_Extract_
%%
Elizabeth Tashjian (Age 47), University of Utah, Department of
Finance, 1645 E Campus Center Drive Room 109,
Salt Lake City, UT 84112  (Term to expire in 2005).
Professor Tashjian is an Associate Professor of Finance at the
University of Utah. She received her Ph.D. in Finance from Purdue
University and her B.A. in Mathematics from Boston College. Her
research interests include corporate financial distress. As a
member of The Center for the Representation of Multi-Dimensional
Information, which develops 3D audio-visualization displays that
facilitate the rapid and accurate analysis of complex and rapidly
changing data, she is currently working on tools to improve
trading and investment decisions. She is also a member of the
Academic Council for the Turnaround Management Association.
%%
_Material shown_
%%
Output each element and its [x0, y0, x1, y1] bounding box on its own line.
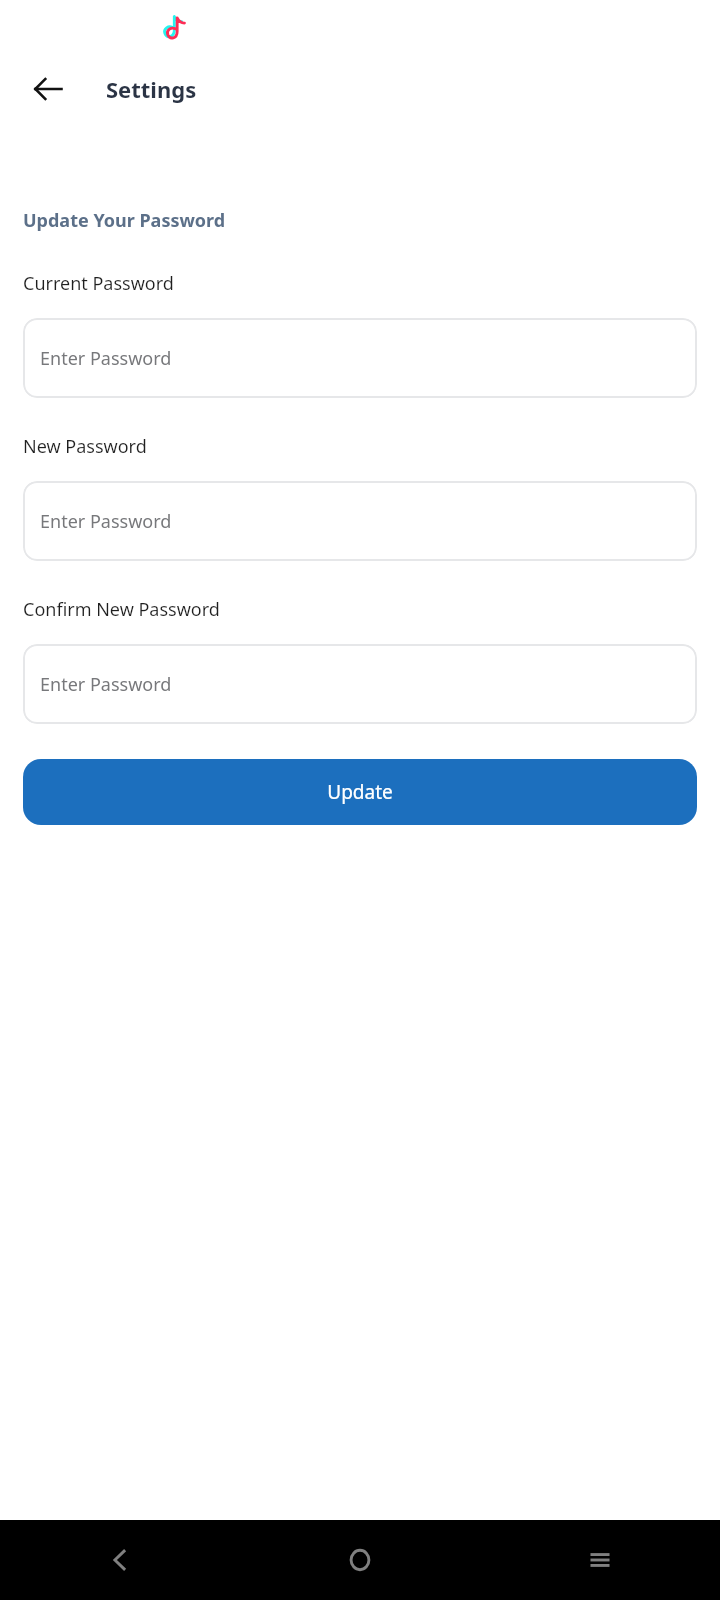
button[interactable]: Enter Password [23, 318, 697, 398]
button[interactable]: Recent apps [480, 1520, 720, 1600]
staticText: Update [327, 779, 393, 805]
button[interactable]: Back [0, 1520, 240, 1600]
button[interactable]: Back [22, 63, 74, 115]
staticText: New Password [23, 434, 147, 459]
staticText: Enter Password [40, 509, 172, 534]
button[interactable]: Enter Password [23, 481, 697, 561]
staticText: Confirm New Password [23, 597, 220, 622]
staticText: Update Your Password [23, 208, 226, 233]
staticText: Current Password [23, 271, 174, 296]
staticText: Enter Password [40, 346, 172, 371]
staticText: Enter Password [40, 672, 172, 697]
button[interactable]: Enter Password [23, 644, 697, 724]
button[interactable]: Home [240, 1520, 480, 1600]
button[interactable]: Update [23, 759, 697, 825]
staticText: Settings [106, 74, 197, 104]
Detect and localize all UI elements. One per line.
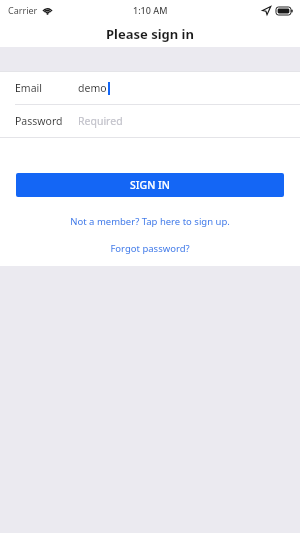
- button[interactable]: Email: [0, 72, 300, 104]
- staticText: Required: [78, 114, 123, 128]
- other: Battery: [276, 7, 293, 15]
- staticText: SIGN IN: [130, 178, 170, 192]
- staticText: Please sign in: [106, 25, 194, 43]
- staticText: Password: [15, 114, 78, 128]
- other: Location: [262, 6, 271, 15]
- staticText: Forgot password?: [110, 242, 190, 255]
- staticText: Email: [15, 81, 78, 95]
- button[interactable]: SIGN IN: [16, 173, 284, 197]
- button[interactable]: Forgot password?: [0, 238, 300, 258]
- staticText: Not a member? Tap here to sign up.: [70, 215, 230, 228]
- staticText: 1:10 AM: [133, 4, 168, 16]
- staticText: demo: [78, 81, 107, 95]
- staticText: Carrier: [8, 4, 38, 16]
- button[interactable]: Not a member? Tap here to sign up.: [0, 211, 300, 231]
- button[interactable]: Password: [0, 105, 300, 137]
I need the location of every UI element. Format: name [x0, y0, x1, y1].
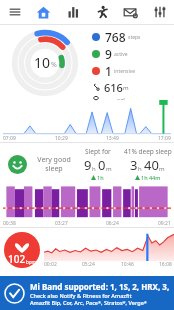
- staticText: 10:46: [121, 261, 134, 268]
- staticText: 41% deep sleep: [124, 147, 172, 156]
- staticText: 616: [104, 80, 123, 95]
- staticText: cal: [117, 96, 125, 100]
- button[interactable]: 10: [0, 25, 174, 100]
- staticText: Slept for: [85, 147, 111, 156]
- staticText: 1: [105, 63, 112, 79]
- button[interactable]: Settings: [145, 0, 174, 24]
- button[interactable]: 07:09: [0, 100, 174, 142]
- staticText: 1h: [97, 174, 104, 181]
- staticText: %: [51, 60, 57, 70]
- staticText: 9: [84, 156, 92, 174]
- button[interactable]: Workout: [87, 0, 116, 24]
- staticText: 07:09: [3, 135, 16, 142]
- staticText: Mi Band supported: 1, 1S, 2, HRX, 3,: [30, 281, 170, 292]
- staticText: 05:24: [82, 261, 95, 268]
- staticText: 03:27: [55, 220, 68, 227]
- staticText: bpm: [26, 259, 36, 265]
- staticText: 17:09: [158, 135, 171, 142]
- staticText: h: [92, 165, 96, 173]
- button[interactable]: Very good sleep: [0, 143, 174, 185]
- staticText: 10: [34, 53, 51, 72]
- staticText: 00:02: [44, 261, 57, 268]
- staticText: 102: [8, 252, 26, 266]
- button[interactable]: 00:38: [0, 185, 174, 227]
- staticText: 10:29: [55, 135, 68, 142]
- staticText: 00:38: [3, 220, 16, 227]
- button[interactable]: Mi Band supported: 1, 1S, 2, HRX, 3,: [0, 276, 174, 310]
- staticText: intensive: [114, 68, 136, 75]
- staticText: h: [138, 165, 142, 173]
- staticText: Amazfit Bip, Cor, Arc, Pace*, Stratos*, …: [30, 299, 147, 306]
- staticText: m: [159, 165, 165, 173]
- button[interactable]: Home: [29, 0, 58, 24]
- button[interactable]: Menu: [0, 0, 29, 24]
- staticText: 0: [98, 156, 106, 174]
- staticText: 9: [105, 46, 112, 62]
- staticText: m: [123, 84, 129, 92]
- staticText: Check also Notify & Fitness for Amazfit: [30, 292, 132, 299]
- staticText: 06:24: [106, 220, 119, 227]
- staticText: 768: [105, 29, 126, 45]
- button[interactable]: Messages: [116, 0, 145, 24]
- staticText: 16:08: [159, 261, 172, 268]
- staticText: 09:21: [158, 220, 171, 227]
- staticText: 3: [130, 156, 138, 174]
- button[interactable]: Statistics: [58, 0, 87, 24]
- staticText: 13:49: [106, 135, 119, 142]
- staticText: Very good sleep: [34, 155, 74, 173]
- staticText: active: [114, 51, 128, 58]
- staticText: steps: [128, 34, 141, 41]
- button[interactable]: 102: [0, 228, 174, 272]
- staticText: 1h 44m: [141, 174, 161, 181]
- staticText: 40: [144, 156, 159, 174]
- staticText: m: [106, 165, 112, 173]
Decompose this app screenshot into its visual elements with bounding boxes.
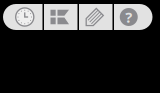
button[interactable]: Layout: [44, 4, 78, 30]
staticText: ?: [125, 7, 132, 27]
button[interactable]: Help: [114, 4, 152, 30]
button[interactable]: Edit: [79, 4, 112, 30]
button[interactable]: Recents: [3, 4, 42, 30]
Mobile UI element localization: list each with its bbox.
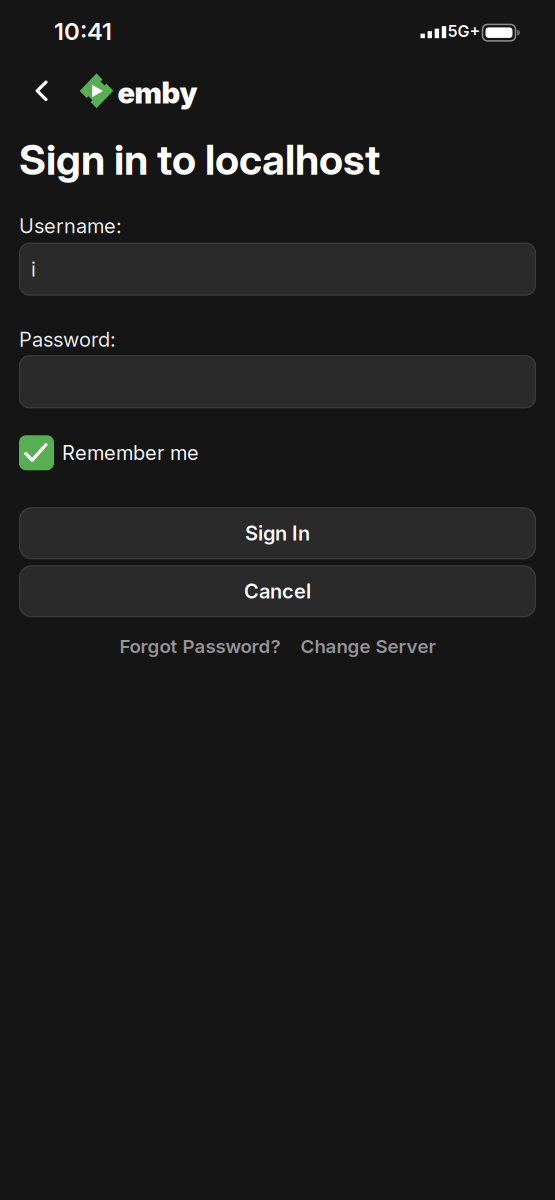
staticText: Username:: [19, 214, 122, 238]
button[interactable]: [35, 80, 48, 101]
button[interactable]: Cancel: [19, 565, 536, 617]
staticText: emby: [118, 76, 198, 110]
staticText: Change Server: [300, 635, 436, 657]
button[interactable]: Forgot Password?: [120, 635, 280, 657]
staticText: 10:41: [54, 17, 112, 45]
staticText: Sign in to localhost: [19, 135, 380, 184]
button[interactable]: Change Server: [300, 635, 436, 657]
staticText: i: [31, 257, 36, 281]
staticText: Remember me: [62, 441, 199, 465]
staticText: Sign In: [245, 522, 310, 545]
staticText: Forgot Password?: [120, 635, 280, 657]
staticText: Cancel: [244, 580, 311, 603]
staticText: Password:: [19, 328, 116, 351]
staticText: 5G+: [448, 22, 480, 41]
button[interactable]: i: [19, 243, 536, 296]
button[interactable]: Sign In: [19, 507, 536, 559]
button[interactable]: Remember me: [19, 435, 199, 470]
button[interactable]: [19, 355, 536, 408]
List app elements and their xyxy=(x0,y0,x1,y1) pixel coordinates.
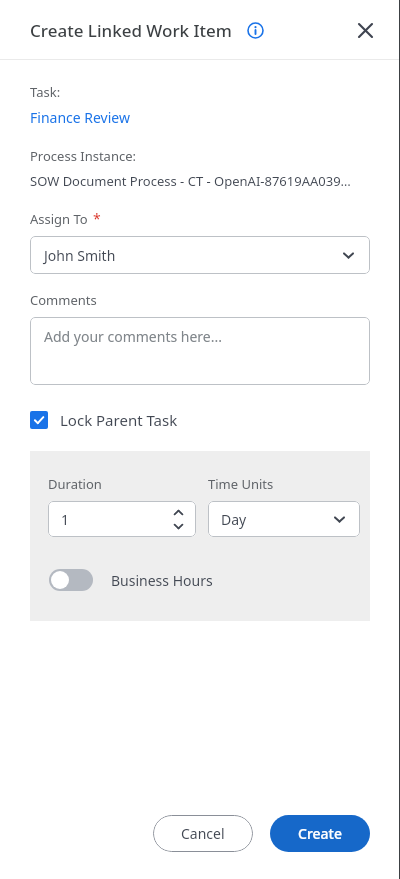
button[interactable]: Business Hours xyxy=(48,565,214,595)
staticText: Finance Review xyxy=(30,108,130,127)
staticText: SOW Document Process - CT - OpenAI-87619… xyxy=(30,172,351,190)
button[interactable]: Add your comments here... xyxy=(30,317,370,385)
staticText: * xyxy=(93,209,101,228)
staticText: Time Units xyxy=(208,475,274,493)
button[interactable]: John Smith xyxy=(30,236,370,274)
button[interactable]: Lock Parent Task xyxy=(30,406,186,434)
button[interactable]: 1 xyxy=(48,501,196,537)
staticText: Cancel xyxy=(181,824,225,843)
button[interactable]: Cancel xyxy=(153,815,253,852)
staticText: Create Linked Work Item xyxy=(30,19,232,42)
button[interactable]: Close xyxy=(348,13,382,47)
button[interactable]: Create xyxy=(270,815,370,852)
staticText: 1 xyxy=(61,510,70,529)
staticText: Duration xyxy=(48,475,102,493)
staticText: Lock Parent Task xyxy=(60,410,178,430)
staticText: Process Instance: xyxy=(30,147,136,165)
staticText: Task: xyxy=(30,83,61,101)
staticText: Comments xyxy=(30,291,97,309)
staticText: John Smith xyxy=(44,246,116,265)
button[interactable]: Day xyxy=(208,501,360,537)
staticText: Add your comments here... xyxy=(44,327,223,346)
staticText: Create xyxy=(298,824,342,843)
staticText: Assign To xyxy=(30,210,88,228)
button[interactable]: Information xyxy=(242,17,268,43)
button[interactable]: Finance Review xyxy=(30,108,130,127)
staticText: Day xyxy=(221,510,247,529)
staticText: Business Hours xyxy=(111,571,213,590)
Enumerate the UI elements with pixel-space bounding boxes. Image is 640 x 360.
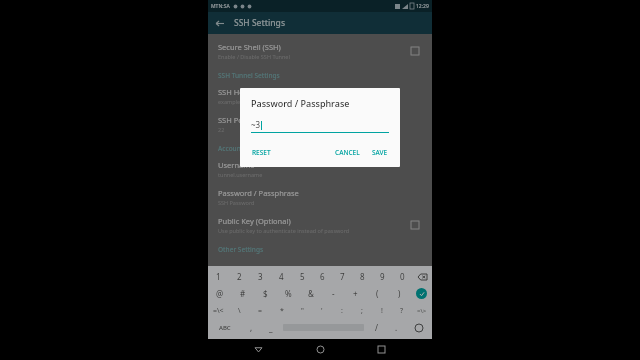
staticText: 0 [400, 271, 405, 282]
staticText: SSH Host [218, 87, 251, 97]
button[interactable]: @ [208, 285, 231, 302]
staticText: ? [400, 306, 404, 316]
button[interactable]: 7 [332, 268, 352, 285]
staticText: ~3 [251, 119, 261, 130]
button[interactable]: : [332, 302, 352, 319]
button[interactable]: ABC [208, 319, 241, 336]
button[interactable]: ' [312, 302, 332, 319]
staticText: Account Settings [218, 144, 271, 153]
staticText: MTN:SA [211, 3, 230, 10]
staticText: . [395, 322, 398, 333]
button[interactable]: ( [366, 285, 388, 302]
staticText: Enable / Disable SSH Tunnel [218, 53, 290, 60]
staticText: RESET [252, 148, 271, 157]
button[interactable]: 3 [250, 268, 271, 285]
staticText: * [280, 306, 284, 316]
button[interactable]: ; [352, 302, 372, 319]
staticText: " [301, 306, 304, 316]
button[interactable]: Home [310, 339, 331, 360]
staticText: ; [361, 306, 363, 316]
button[interactable]: - [322, 285, 344, 302]
staticText: , [250, 322, 253, 333]
button[interactable]: 5 [292, 268, 312, 285]
button[interactable]: , [241, 319, 261, 336]
staticText: : [341, 306, 343, 316]
button[interactable]: More symbols [412, 302, 432, 319]
button[interactable]: 1 [208, 268, 229, 285]
staticText: =\> [417, 307, 427, 315]
staticText: Secure Shell (SSH) [218, 42, 281, 52]
button[interactable]: ! [372, 302, 392, 319]
button[interactable]: & [300, 285, 322, 302]
staticText: =\< [213, 306, 224, 316]
button[interactable]: Toggle [408, 218, 422, 232]
staticText: 1 [216, 271, 221, 282]
button[interactable]: * [271, 302, 292, 319]
staticText: ' [321, 306, 323, 316]
staticText: example.server.favorite-resolution.com [218, 98, 319, 105]
staticText: 6 [320, 271, 325, 282]
staticText: / [375, 322, 378, 333]
staticText: 12:29 [416, 3, 429, 10]
button[interactable]: Back [248, 339, 269, 360]
button[interactable]: Password / Passphrase [208, 183, 432, 211]
button[interactable]: Recents [371, 339, 392, 360]
staticText: @ [216, 288, 224, 299]
staticText: % [285, 288, 292, 299]
staticText: ( [376, 288, 379, 299]
button[interactable]: Backspace [412, 268, 432, 285]
button[interactable]: 6 [312, 268, 332, 285]
button[interactable]: # [231, 285, 254, 302]
staticText: Use public key to authenticate instead o… [218, 227, 350, 234]
button[interactable]: + [344, 285, 366, 302]
staticText: - [332, 288, 335, 299]
button[interactable]: $ [254, 285, 277, 302]
button[interactable]: / [366, 319, 386, 336]
button[interactable]: =\< [208, 302, 229, 319]
staticText: SSH Password [218, 199, 255, 206]
button[interactable]: 9 [372, 268, 392, 285]
button[interactable]: 2 [229, 268, 250, 285]
staticText: ) [398, 288, 401, 299]
staticText: 3 [258, 271, 263, 282]
button[interactable]: RESET [248, 145, 275, 160]
button[interactable]: SSH Host [208, 82, 432, 110]
staticText: 5 [300, 271, 305, 282]
button[interactable]: = [250, 302, 271, 319]
button[interactable]: 4 [271, 268, 292, 285]
staticText: = [258, 306, 263, 316]
button[interactable]: ? [392, 302, 412, 319]
button[interactable]: Public Key (Optional) [208, 211, 432, 239]
staticText: $ [263, 288, 268, 299]
staticText: SAVE [372, 148, 388, 157]
button[interactable]: 8 [352, 268, 372, 285]
button[interactable]: Secure Shell (SSH) [208, 37, 432, 65]
button[interactable]: % [277, 285, 300, 302]
staticText: CANCEL [335, 148, 360, 157]
staticText: SSH Tunnel Settings [218, 71, 280, 80]
staticText: Other Settings [218, 245, 264, 254]
staticText: Password / Passphrase [251, 97, 350, 109]
button[interactable]: SAVE [368, 145, 392, 160]
button[interactable]: Emoji [406, 319, 432, 336]
staticText: 9 [380, 271, 385, 282]
button[interactable]: SSH Port [208, 110, 432, 138]
staticText: Public Key (Optional) [218, 216, 291, 226]
button[interactable]: . [386, 319, 406, 336]
button[interactable]: " [292, 302, 312, 319]
button[interactable]: _ [261, 319, 281, 336]
button[interactable]: Toggle [408, 44, 422, 58]
staticText: ABC [219, 324, 231, 332]
button[interactable]: Username [208, 155, 432, 183]
staticText: Username [218, 160, 255, 170]
button[interactable]: Back [208, 12, 230, 34]
button[interactable]: ) [388, 285, 410, 302]
staticText: _ [269, 322, 273, 333]
button[interactable]: CANCEL [331, 145, 364, 160]
button[interactable]: \ [229, 302, 250, 319]
staticText: + [353, 288, 358, 299]
button[interactable]: 0 [392, 268, 412, 285]
button[interactable]: Enter [410, 285, 432, 302]
staticText: ! [381, 306, 383, 316]
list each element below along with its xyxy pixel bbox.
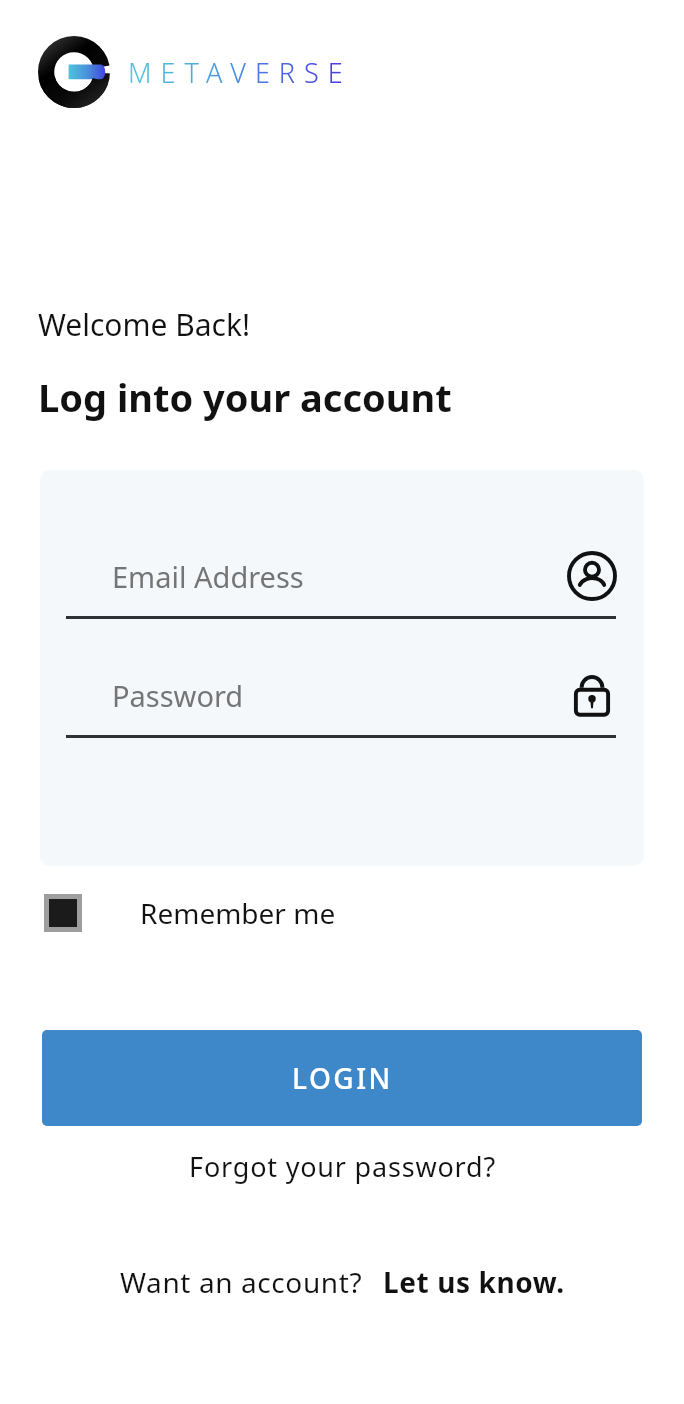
button[interactable]: Forgot your password? [0, 1148, 684, 1185]
staticText: Email Address [112, 557, 566, 596]
staticText: Log into your account [38, 371, 452, 423]
button[interactable]: Password [66, 661, 618, 738]
button[interactable]: Let us know. [383, 1263, 565, 1301]
staticText: Welcome Back! [38, 304, 251, 345]
staticText: Password [112, 676, 566, 715]
other: Account [566, 550, 618, 602]
other: Password [566, 669, 618, 721]
staticText: Let us know. [383, 1263, 565, 1301]
button[interactable]: Email Address [66, 542, 618, 619]
staticText: Remember me [140, 894, 336, 932]
button[interactable]: Remember me [44, 882, 336, 944]
button[interactable]: LOGIN [42, 1030, 642, 1126]
staticText: LOGIN [292, 1059, 393, 1097]
staticText: METAVERSE [128, 54, 352, 91]
staticText: Want an account? [120, 1263, 363, 1301]
staticText: Forgot your password? [189, 1148, 496, 1185]
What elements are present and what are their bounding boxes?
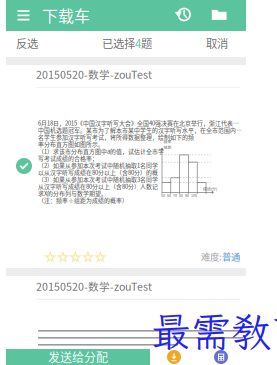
button[interactable]: Rating [45, 252, 109, 263]
staticText: 取消 [206, 35, 228, 51]
staticText: 下载车 [42, 3, 90, 27]
staticText: 成绩(分) [203, 186, 217, 192]
button[interactable]: Calculator [214, 350, 228, 364]
staticText: 写考试成绩的合格率； [38, 154, 98, 162]
button[interactable]: 反选 [16, 35, 50, 51]
staticText: （1）求该市分布直方图中a的值，试估计全市学 [38, 147, 164, 156]
staticText: 20150520-数学-zouTest [36, 66, 152, 82]
staticText: （注：频率÷组距为成绩的概率） [38, 196, 128, 204]
staticText: 6月18日，2015《中国汉字听写大会》全国40强决赛在北京举行，浙江代表二届“… [38, 119, 244, 127]
staticText: 题 [141, 35, 152, 51]
staticText: 已选择 [102, 35, 135, 51]
button[interactable]: Downloads folder [210, 6, 228, 24]
button[interactable]: 发送给分配 [6, 348, 150, 365]
staticText: 中国机选题冠军。某市为了解本市某中学生的汉字听写水平，在全市范围内随机抽取了百 [38, 126, 244, 134]
staticText: （3）如果从参加本次考试中随机抽取3名同学 [38, 175, 158, 184]
staticText: 50 60 70 80 90 100 [161, 193, 197, 198]
button[interactable]: History [175, 6, 193, 24]
staticText: 普通 [222, 250, 240, 263]
staticText: 频率 [164, 139, 172, 144]
staticText: 20150520-数学-zouTest [36, 278, 152, 294]
staticText: 4 [135, 35, 141, 51]
button[interactable]: Selected [16, 158, 32, 174]
staticText: 发送给分配 [48, 348, 108, 365]
staticText: 名学生参加汉字听写考试，将所得数据整理，绘制如下的频 [38, 133, 194, 141]
button[interactable]: Download [167, 350, 181, 364]
staticText: （2）如果从参加本次考试中随机抽取1名同学 [38, 161, 158, 170]
staticText: 组距 [164, 144, 172, 150]
staticText: 率分布直方图如图所示。 [38, 140, 104, 148]
staticText: 以从汉字听写成绩在80分以上（含80分）的概 [38, 168, 158, 176]
staticText: 难度: [201, 250, 222, 263]
staticText: 最需教育 [151, 305, 277, 357]
staticText: 从汉字听写成绩在80分以上（含80分）人数记 [38, 182, 158, 190]
button[interactable]: 取消 [206, 35, 240, 51]
button[interactable]: Menu [14, 6, 33, 24]
staticText: 求X的分布列与数学期望。 [38, 189, 107, 198]
staticText: 反选 [16, 35, 38, 51]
%%
_Exercise details_
Answer these questions from the Tashjian biography:
(a) In what year is her term set to expire?
(b) Where did she earn her B.A., and in what subject?
(c) For which association does she sit on the Academic Council?

_Solution for this problem_
(a) 2005
(b) Boston College, in Mathematics
(c) The Turnaround Management Association